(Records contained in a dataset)
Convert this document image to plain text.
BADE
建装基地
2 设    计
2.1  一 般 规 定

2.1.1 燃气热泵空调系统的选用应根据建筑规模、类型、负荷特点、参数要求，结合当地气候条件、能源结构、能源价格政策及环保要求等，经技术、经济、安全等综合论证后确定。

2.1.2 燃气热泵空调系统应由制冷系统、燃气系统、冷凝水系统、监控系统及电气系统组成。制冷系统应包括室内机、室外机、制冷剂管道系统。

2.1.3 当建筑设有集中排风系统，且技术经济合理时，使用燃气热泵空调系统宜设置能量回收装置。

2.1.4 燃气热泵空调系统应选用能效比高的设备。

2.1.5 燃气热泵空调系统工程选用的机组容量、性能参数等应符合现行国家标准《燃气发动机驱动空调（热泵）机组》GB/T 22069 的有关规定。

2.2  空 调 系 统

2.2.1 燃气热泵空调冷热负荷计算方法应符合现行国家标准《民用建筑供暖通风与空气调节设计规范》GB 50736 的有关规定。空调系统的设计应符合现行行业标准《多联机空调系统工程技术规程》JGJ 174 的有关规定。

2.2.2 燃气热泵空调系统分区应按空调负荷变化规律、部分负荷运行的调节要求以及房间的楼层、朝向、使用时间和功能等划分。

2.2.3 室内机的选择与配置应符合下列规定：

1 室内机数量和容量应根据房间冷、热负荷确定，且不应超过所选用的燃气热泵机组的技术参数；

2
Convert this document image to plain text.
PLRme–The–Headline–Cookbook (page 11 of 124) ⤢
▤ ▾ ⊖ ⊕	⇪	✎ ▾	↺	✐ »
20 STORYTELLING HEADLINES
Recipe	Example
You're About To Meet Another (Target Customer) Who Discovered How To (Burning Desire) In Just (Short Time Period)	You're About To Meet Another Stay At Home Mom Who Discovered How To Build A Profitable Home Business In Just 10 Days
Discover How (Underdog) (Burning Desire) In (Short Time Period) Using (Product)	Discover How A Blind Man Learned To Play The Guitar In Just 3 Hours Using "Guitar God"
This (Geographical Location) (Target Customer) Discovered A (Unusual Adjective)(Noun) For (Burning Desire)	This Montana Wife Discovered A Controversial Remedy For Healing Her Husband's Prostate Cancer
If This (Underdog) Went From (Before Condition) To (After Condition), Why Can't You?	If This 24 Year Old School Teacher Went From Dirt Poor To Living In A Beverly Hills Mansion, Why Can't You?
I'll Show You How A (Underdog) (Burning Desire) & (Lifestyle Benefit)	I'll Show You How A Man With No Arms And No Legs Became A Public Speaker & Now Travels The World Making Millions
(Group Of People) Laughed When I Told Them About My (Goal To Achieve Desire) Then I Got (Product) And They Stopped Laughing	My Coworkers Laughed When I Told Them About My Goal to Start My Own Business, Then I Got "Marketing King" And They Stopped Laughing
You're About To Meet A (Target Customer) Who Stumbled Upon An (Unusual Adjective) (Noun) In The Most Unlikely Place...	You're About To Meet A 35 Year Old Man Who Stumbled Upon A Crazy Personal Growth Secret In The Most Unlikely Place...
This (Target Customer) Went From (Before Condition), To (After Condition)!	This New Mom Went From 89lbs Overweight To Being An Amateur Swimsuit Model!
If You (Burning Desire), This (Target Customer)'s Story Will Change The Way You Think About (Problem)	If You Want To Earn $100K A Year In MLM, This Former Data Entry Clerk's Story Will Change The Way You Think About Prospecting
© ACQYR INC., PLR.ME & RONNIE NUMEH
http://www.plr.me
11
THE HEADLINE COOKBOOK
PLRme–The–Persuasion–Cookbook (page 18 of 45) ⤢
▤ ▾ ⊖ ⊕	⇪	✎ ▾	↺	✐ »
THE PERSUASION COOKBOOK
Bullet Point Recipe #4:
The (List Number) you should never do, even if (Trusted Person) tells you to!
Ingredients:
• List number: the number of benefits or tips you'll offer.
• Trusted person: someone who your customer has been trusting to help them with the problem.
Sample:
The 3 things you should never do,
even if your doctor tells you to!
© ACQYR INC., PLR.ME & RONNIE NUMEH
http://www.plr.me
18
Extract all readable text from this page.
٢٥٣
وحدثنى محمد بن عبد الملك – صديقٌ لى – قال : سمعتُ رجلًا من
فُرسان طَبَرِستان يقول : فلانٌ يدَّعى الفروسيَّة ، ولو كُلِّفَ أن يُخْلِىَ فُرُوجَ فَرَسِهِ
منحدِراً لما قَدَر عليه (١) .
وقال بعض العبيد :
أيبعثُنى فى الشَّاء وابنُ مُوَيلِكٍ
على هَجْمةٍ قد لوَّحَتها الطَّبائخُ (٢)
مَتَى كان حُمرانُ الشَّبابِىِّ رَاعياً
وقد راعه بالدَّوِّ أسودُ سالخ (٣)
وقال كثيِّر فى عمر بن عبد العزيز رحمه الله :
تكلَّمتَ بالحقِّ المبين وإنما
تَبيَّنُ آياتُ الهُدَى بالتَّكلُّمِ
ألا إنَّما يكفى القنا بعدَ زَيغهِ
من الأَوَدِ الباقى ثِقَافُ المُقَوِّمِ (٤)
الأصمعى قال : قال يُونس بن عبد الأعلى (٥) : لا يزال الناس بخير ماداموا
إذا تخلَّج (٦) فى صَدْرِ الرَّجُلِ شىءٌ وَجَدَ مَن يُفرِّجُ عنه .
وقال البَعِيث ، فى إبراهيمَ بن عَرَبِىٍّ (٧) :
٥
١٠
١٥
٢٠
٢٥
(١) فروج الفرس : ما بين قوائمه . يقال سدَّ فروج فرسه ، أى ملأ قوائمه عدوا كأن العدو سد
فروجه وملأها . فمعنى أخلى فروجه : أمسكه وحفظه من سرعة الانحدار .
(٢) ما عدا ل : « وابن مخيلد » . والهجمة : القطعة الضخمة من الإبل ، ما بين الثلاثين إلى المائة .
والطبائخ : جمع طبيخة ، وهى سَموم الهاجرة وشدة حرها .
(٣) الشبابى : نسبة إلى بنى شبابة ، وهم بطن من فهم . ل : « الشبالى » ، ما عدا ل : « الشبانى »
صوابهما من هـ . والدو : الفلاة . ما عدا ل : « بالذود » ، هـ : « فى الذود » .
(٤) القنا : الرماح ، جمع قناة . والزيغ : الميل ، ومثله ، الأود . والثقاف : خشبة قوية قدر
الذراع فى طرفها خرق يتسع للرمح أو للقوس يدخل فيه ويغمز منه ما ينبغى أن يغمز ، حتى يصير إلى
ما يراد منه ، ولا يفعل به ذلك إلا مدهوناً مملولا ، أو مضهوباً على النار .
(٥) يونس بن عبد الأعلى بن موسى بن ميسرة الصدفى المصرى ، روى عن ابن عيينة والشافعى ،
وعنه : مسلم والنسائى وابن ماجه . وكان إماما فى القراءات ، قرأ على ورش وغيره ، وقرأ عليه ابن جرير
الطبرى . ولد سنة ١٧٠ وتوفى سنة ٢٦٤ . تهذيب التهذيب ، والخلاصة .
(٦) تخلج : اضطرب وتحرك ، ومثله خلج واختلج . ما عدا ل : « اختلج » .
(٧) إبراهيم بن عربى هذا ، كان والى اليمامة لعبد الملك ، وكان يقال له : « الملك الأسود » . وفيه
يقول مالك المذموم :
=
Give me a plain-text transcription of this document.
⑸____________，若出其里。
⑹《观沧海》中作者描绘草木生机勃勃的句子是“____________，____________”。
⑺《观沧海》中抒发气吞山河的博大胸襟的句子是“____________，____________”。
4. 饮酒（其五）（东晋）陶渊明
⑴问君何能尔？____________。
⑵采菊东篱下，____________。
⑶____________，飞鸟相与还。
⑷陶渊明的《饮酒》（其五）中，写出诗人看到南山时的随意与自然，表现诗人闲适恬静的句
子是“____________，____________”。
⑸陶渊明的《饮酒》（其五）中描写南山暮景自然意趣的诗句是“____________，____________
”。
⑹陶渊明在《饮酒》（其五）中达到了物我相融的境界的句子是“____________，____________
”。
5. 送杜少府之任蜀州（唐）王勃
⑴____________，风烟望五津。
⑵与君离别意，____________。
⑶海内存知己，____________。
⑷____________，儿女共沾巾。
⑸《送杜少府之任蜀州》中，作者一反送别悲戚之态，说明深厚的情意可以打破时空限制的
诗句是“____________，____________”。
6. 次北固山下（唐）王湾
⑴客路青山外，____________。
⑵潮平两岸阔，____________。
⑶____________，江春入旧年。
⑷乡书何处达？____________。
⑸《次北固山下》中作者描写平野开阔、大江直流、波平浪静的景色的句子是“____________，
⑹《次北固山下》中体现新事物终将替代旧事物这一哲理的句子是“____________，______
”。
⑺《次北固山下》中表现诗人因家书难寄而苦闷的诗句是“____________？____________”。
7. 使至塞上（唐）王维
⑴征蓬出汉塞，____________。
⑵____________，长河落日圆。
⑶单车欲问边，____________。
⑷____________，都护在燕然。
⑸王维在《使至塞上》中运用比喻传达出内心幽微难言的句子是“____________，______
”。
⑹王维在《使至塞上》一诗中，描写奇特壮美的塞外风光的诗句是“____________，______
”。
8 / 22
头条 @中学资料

## Task to complete
Establish how many lines of the records contain the string "送杜少府之任蜀州" and state that number without elaboration.

## Exercise result
2